Dataset records:
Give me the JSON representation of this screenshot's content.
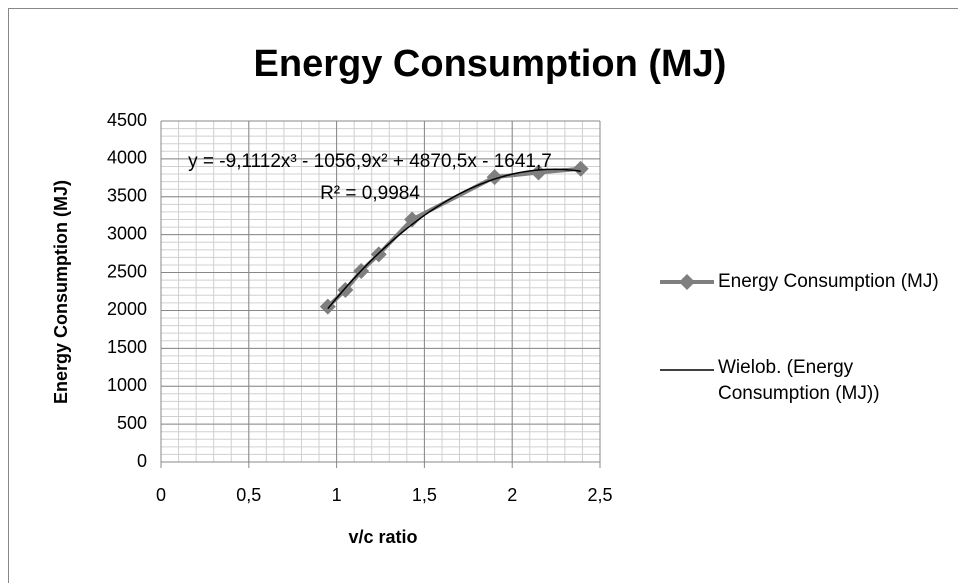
{
  "chart_data": {
    "type": "scatter",
    "title": "Energy Consumption (MJ)",
    "xlabel": "v/c ratio",
    "ylabel": "Energy Consumption (MJ)",
    "x": [
      0.95,
      1.05,
      1.14,
      1.24,
      1.43,
      1.9,
      2.15,
      2.39
    ],
    "series": [
      {
        "name": "Energy Consumption (MJ)",
        "color": "#7f7f7f",
        "values": [
          2050,
          2270,
          2520,
          2740,
          3200,
          3760,
          3820,
          3870
        ]
      }
    ],
    "trendline": {
      "name": "Wielob. (Energy Consumption (MJ))",
      "color": "#000000",
      "coefficients": [
        -9.1112,
        -1056.9,
        4870.5,
        -1641.7
      ],
      "equation": "y = -9,1112x³ - 1056,9x² + 4870,5x - 1641,7",
      "r2": 0.9984,
      "r2_label": "R² = 0,9984"
    },
    "xlim": [
      0,
      2.5
    ],
    "xticks": [
      0,
      {
        "value": 0.5,
        "label": "0,5"
      },
      1,
      {
        "value": 1.5,
        "label": "1,5"
      },
      2,
      {
        "value": 2.5,
        "label": "2,5"
      }
    ],
    "ylim": [
      0,
      4500
    ],
    "yticks": [
      0,
      500,
      1000,
      1500,
      2000,
      2500,
      3000,
      3500,
      4000,
      4500
    ],
    "grid": true,
    "minor_grid_step": {
      "x": 0.1,
      "y": 100
    },
    "legend": "right"
  }
}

To do:
Search the listing for the word "Energy" and return each line that holds it.

Problem solution:
    "title": "Energy Consumption (MJ)",
    "ylabel": "Energy Consumption (MJ)",
        "name": "Energy Consumption (MJ)",
      "name": "Wielob. (Energy Consumption (MJ))",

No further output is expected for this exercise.